* _DATA PROVIDED_:
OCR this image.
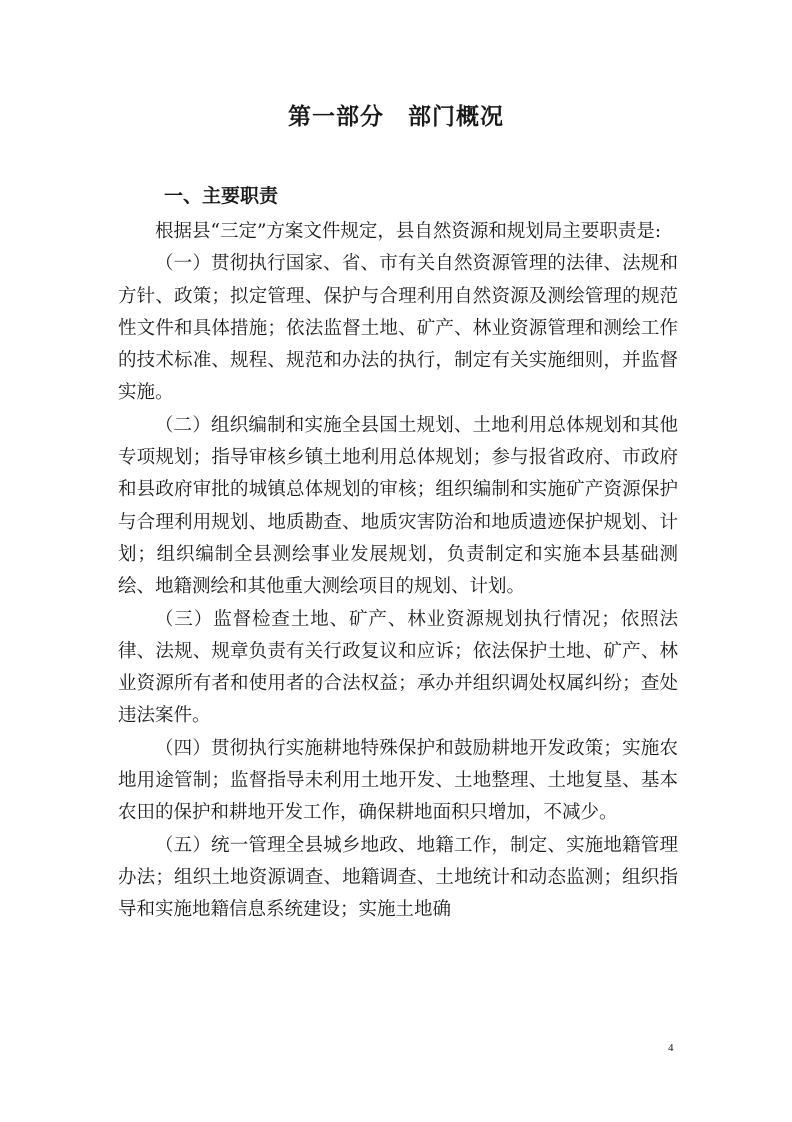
第一部分　部门概况
一、主要职责

根据县“三定”方案文件规定，县自然资源和规划局主要职责是:

（一）贯彻执行国家、省、市有关自然资源管理的法律、法规和方针、政策；拟定管理、保护与合理利用自然资源及测绘管理的规范性文件和具体措施；依法监督土地、矿产、林业资源管理和测绘工作的技术标准、规程、规范和办法的执行，制定有关实施细则，并监督实施。

（二）组织编制和实施全县国土规划、土地利用总体规划和其他专项规划；指导审核乡镇土地利用总体规划；参与报省政府、市政府和县政府审批的城镇总体规划的审核；组织编制和实施矿产资源保护与合理利用规划、地质勘查、地质灾害防治和地质遗迹保护规划、计划；组织编制全县测绘事业发展规划，负责制定和实施本县基础测绘、地籍测绘和其他重大测绘项目的规划、计划。

（三）监督检查土地、矿产、林业资源规划执行情况；依照法律、法规、规章负责有关行政复议和应诉；依法保护土地、矿产、林业资源所有者和使用者的合法权益；承办并组织调处权属纠纷；查处违法案件。

（四）贯彻执行实施耕地特殊保护和鼓励耕地开发政策；实施农地用途管制；监督指导未利用土地开发、土地整理、土地复垦、基本农田的保护和耕地开发工作，确保耕地面积只增加，不减少。

（五）统一管理全县城乡地政、地籍工作，制定、实施地籍管理办法；组织土地资源调查、地籍调查、土地统计和动态监测；组织指导和实施地籍信息系统建设；实施土地确

4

* _INSTRUCTION_:
Excluding the pictures, reproduce every entry exactly as given.

* _THE RESULT_:
OCR this image.
第一部分　部门概况
一、主要职责

根据县“三定”方案文件规定，县自然资源和规划局主要职责是:

（一）贯彻执行国家、省、市有关自然资源管理的法律、法规和方针、政策；拟定管理、保护与合理利用自然资源及测绘管理的规范性文件和具体措施；依法监督土地、矿产、林业资源管理和测绘工作的技术标准、规程、规范和办法的执行，制定有关实施细则，并监督实施。

（二）组织编制和实施全县国土规划、土地利用总体规划和其他专项规划；指导审核乡镇土地利用总体规划；参与报省政府、市政府和县政府审批的城镇总体规划的审核；组织编制和实施矿产资源保护与合理利用规划、地质勘查、地质灾害防治和地质遗迹保护规划、计划；组织编制全县测绘事业发展规划，负责制定和实施本县基础测绘、地籍测绘和其他重大测绘项目的规划、计划。

（三）监督检查土地、矿产、林业资源规划执行情况；依照法律、法规、规章负责有关行政复议和应诉；依法保护土地、矿产、林业资源所有者和使用者的合法权益；承办并组织调处权属纠纷；查处违法案件。

（四）贯彻执行实施耕地特殊保护和鼓励耕地开发政策；实施农地用途管制；监督指导未利用土地开发、土地整理、土地复垦、基本农田的保护和耕地开发工作，确保耕地面积只增加，不减少。

（五）统一管理全县城乡地政、地籍工作，制定、实施地籍管理办法；组织土地资源调查、地籍调查、土地统计和动态监测；组织指导和实施地籍信息系统建设；实施土地确

4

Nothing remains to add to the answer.